§ **Problem**
Gather up the lines that contain "Curva".

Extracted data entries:
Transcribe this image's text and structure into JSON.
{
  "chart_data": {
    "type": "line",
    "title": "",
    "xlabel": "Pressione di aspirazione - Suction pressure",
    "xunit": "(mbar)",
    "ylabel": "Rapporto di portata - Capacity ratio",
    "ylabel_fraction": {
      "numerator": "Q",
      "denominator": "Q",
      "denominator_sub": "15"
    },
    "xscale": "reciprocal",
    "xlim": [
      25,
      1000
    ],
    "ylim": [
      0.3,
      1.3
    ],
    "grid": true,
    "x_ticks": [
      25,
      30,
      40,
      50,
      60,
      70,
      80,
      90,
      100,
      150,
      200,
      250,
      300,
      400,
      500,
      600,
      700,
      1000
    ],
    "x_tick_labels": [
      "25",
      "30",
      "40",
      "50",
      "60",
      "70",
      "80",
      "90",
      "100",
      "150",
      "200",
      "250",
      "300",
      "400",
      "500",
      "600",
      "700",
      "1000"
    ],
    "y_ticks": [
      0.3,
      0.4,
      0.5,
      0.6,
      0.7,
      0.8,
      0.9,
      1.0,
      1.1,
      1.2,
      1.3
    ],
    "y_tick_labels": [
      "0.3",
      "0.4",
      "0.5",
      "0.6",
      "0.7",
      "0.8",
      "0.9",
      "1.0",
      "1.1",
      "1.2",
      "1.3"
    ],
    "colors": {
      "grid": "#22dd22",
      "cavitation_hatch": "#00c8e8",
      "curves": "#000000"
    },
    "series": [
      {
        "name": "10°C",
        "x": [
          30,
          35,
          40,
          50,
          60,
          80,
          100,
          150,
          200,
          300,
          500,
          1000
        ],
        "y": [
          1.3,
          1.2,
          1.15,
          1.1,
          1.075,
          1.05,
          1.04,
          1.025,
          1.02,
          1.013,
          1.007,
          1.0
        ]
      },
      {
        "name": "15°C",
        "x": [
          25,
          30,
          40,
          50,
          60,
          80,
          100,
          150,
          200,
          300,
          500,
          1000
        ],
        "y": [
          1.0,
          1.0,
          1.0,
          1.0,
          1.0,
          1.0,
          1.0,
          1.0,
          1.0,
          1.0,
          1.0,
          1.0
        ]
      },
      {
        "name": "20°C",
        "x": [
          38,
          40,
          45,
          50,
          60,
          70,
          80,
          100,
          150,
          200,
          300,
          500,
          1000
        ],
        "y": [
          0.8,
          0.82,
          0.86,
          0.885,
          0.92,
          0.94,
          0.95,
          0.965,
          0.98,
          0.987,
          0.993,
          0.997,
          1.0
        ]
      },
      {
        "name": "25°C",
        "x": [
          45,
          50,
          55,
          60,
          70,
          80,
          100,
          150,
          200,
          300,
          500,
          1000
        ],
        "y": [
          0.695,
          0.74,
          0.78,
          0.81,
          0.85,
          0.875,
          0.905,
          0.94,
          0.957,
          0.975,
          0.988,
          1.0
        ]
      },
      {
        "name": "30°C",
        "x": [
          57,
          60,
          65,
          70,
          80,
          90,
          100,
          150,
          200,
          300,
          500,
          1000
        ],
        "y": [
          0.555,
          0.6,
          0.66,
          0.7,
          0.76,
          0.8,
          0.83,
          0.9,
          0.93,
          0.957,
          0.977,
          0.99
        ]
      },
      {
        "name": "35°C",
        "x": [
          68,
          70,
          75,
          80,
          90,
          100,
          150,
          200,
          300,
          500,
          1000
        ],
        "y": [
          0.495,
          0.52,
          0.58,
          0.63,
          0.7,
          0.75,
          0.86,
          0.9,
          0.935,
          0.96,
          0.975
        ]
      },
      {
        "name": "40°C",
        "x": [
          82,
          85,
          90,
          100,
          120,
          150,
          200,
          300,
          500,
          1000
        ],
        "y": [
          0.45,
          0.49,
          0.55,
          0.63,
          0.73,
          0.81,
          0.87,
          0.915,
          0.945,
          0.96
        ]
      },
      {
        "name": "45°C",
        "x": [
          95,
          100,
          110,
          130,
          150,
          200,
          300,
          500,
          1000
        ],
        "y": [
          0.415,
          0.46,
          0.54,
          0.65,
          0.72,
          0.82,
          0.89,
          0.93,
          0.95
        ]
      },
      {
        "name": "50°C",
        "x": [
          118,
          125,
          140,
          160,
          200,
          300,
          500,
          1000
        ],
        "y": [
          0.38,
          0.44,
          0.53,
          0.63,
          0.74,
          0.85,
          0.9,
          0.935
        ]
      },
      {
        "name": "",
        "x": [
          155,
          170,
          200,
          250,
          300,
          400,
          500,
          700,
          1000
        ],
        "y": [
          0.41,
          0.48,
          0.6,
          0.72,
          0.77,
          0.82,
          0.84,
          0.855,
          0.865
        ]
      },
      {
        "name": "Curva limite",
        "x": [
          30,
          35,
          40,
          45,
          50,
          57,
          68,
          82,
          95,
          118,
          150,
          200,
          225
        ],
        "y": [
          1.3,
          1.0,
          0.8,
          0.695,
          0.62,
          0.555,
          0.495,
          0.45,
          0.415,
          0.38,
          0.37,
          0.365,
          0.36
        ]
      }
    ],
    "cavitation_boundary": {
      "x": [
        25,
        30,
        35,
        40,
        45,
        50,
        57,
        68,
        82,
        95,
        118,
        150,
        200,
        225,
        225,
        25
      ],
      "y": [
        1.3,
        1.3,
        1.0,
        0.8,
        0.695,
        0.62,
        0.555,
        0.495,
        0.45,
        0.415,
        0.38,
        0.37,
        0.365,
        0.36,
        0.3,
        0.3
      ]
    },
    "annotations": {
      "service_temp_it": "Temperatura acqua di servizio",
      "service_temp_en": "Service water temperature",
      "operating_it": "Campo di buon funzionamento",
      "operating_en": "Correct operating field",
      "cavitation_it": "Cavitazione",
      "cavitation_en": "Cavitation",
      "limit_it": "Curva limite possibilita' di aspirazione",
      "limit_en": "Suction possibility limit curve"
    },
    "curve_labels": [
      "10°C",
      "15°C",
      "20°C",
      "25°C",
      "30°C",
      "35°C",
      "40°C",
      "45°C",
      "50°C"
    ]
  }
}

§ **Complete answer**
        "name": "Curva limite",
      "limit_it": "Curva limite possibilita' di aspirazione",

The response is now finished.